--- Begin TASK INPUT ---

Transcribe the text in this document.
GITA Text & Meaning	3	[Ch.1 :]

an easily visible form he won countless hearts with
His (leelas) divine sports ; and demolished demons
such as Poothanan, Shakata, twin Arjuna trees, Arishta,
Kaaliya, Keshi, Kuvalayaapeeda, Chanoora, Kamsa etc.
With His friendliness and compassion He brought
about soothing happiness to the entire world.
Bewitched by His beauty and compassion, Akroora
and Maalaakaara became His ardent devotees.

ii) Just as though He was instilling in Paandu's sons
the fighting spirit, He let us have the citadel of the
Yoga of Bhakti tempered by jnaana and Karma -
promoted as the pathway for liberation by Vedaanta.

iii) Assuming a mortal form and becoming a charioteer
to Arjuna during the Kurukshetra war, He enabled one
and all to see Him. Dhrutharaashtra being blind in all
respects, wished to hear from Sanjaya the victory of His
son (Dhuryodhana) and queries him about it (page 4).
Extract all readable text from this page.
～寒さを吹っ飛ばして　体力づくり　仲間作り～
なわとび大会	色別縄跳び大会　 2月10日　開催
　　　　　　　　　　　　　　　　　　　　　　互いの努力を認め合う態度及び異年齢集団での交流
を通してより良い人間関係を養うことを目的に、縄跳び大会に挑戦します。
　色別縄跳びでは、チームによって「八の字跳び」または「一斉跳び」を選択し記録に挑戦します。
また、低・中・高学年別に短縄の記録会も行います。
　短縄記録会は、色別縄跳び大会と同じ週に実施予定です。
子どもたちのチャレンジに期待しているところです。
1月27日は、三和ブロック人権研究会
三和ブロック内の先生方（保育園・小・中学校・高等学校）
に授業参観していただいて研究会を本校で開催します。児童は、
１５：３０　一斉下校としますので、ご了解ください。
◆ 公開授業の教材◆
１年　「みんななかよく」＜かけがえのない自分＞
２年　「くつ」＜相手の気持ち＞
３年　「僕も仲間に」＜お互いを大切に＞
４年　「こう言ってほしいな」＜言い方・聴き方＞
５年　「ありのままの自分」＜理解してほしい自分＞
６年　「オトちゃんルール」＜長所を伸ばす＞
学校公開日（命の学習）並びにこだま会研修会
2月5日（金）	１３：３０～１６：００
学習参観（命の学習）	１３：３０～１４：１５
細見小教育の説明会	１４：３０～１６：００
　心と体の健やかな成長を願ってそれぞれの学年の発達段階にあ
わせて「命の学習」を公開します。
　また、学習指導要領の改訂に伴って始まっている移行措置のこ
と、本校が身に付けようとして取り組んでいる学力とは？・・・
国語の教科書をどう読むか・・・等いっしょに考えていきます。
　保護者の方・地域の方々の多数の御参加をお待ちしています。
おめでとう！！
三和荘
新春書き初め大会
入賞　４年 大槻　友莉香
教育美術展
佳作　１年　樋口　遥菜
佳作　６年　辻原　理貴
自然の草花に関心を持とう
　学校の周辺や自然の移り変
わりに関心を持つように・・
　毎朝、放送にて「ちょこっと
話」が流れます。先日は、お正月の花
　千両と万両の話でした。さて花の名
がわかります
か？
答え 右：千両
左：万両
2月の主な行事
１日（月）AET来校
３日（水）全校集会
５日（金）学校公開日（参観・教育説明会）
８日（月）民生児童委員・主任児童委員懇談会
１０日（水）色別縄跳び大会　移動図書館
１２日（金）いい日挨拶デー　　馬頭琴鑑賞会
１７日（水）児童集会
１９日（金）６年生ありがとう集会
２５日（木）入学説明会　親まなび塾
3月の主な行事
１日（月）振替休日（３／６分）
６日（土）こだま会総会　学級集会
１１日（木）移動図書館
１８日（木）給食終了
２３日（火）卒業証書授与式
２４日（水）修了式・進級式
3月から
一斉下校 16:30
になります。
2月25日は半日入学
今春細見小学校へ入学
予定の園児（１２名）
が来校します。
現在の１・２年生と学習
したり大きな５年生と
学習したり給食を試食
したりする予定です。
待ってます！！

--- End TASK INPUT ---

DIRECTION. Return all the data above once more, precisely as given.

IN RESPONSE.
Transcribe the text in this document.
GITA Text & Meaning	3	[Ch.1 :]

an easily visible form he won countless hearts with
His (leelas) divine sports ; and demolished demons
such as Poothanan, Shakata, twin Arjuna trees, Arishta,
Kaaliya, Keshi, Kuvalayaapeeda, Chanoora, Kamsa etc.
With His friendliness and compassion He brought
about soothing happiness to the entire world.
Bewitched by His beauty and compassion, Akroora
and Maalaakaara became His ardent devotees.

ii) Just as though He was instilling in Paandu's sons
the fighting spirit, He let us have the citadel of the
Yoga of Bhakti tempered by jnaana and Karma -
promoted as the pathway for liberation by Vedaanta.

iii) Assuming a mortal form and becoming a charioteer
to Arjuna during the Kurukshetra war, He enabled one
and all to see Him. Dhrutharaashtra being blind in all
respects, wished to hear from Sanjaya the victory of His
son (Dhuryodhana) and queries him about it (page 4).
Extract all readable text from this page.
～寒さを吹っ飛ばして　体力づくり　仲間作り～
なわとび大会	色別縄跳び大会　 2月10日　開催
　　　　　　　　　　　　　　　　　　　　　　互いの努力を認め合う態度及び異年齢集団での交流
を通してより良い人間関係を養うことを目的に、縄跳び大会に挑戦します。
　色別縄跳びでは、チームによって「八の字跳び」または「一斉跳び」を選択し記録に挑戦します。
また、低・中・高学年別に短縄の記録会も行います。
　短縄記録会は、色別縄跳び大会と同じ週に実施予定です。
子どもたちのチャレンジに期待しているところです。
1月27日は、三和ブロック人権研究会
三和ブロック内の先生方（保育園・小・中学校・高等学校）
に授業参観していただいて研究会を本校で開催します。児童は、
１５：３０　一斉下校としますので、ご了解ください。
◆ 公開授業の教材◆
１年　「みんななかよく」＜かけがえのない自分＞
２年　「くつ」＜相手の気持ち＞
３年　「僕も仲間に」＜お互いを大切に＞
４年　「こう言ってほしいな」＜言い方・聴き方＞
５年　「ありのままの自分」＜理解してほしい自分＞
６年　「オトちゃんルール」＜長所を伸ばす＞
学校公開日（命の学習）並びにこだま会研修会
2月5日（金）	１３：３０～１６：００
学習参観（命の学習）	１３：３０～１４：１５
細見小教育の説明会	１４：３０～１６：００
　心と体の健やかな成長を願ってそれぞれの学年の発達段階にあ
わせて「命の学習」を公開します。
　また、学習指導要領の改訂に伴って始まっている移行措置のこ
と、本校が身に付けようとして取り組んでいる学力とは？・・・
国語の教科書をどう読むか・・・等いっしょに考えていきます。
　保護者の方・地域の方々の多数の御参加をお待ちしています。
おめでとう！！
三和荘
新春書き初め大会
入賞　４年 大槻　友莉香
教育美術展
佳作　１年　樋口　遥菜
佳作　６年　辻原　理貴
自然の草花に関心を持とう
　学校の周辺や自然の移り変
わりに関心を持つように・・
　毎朝、放送にて「ちょこっと
話」が流れます。先日は、お正月の花
　千両と万両の話でした。さて花の名
がわかります
か？
答え 右：千両
左：万両
2月の主な行事
１日（月）AET来校
３日（水）全校集会
５日（金）学校公開日（参観・教育説明会）
８日（月）民生児童委員・主任児童委員懇談会
１０日（水）色別縄跳び大会　移動図書館
１２日（金）いい日挨拶デー　　馬頭琴鑑賞会
１７日（水）児童集会
１９日（金）６年生ありがとう集会
２５日（木）入学説明会　親まなび塾
3月の主な行事
１日（月）振替休日（３／６分）
６日（土）こだま会総会　学級集会
１１日（木）移動図書館
１８日（木）給食終了
２３日（火）卒業証書授与式
２４日（水）修了式・進級式
3月から
一斉下校 16:30
になります。
2月25日は半日入学
今春細見小学校へ入学
予定の園児（１２名）
が来校します。
現在の１・２年生と学習
したり大きな５年生と
学習したり給食を試食
したりする予定です。
待ってます！！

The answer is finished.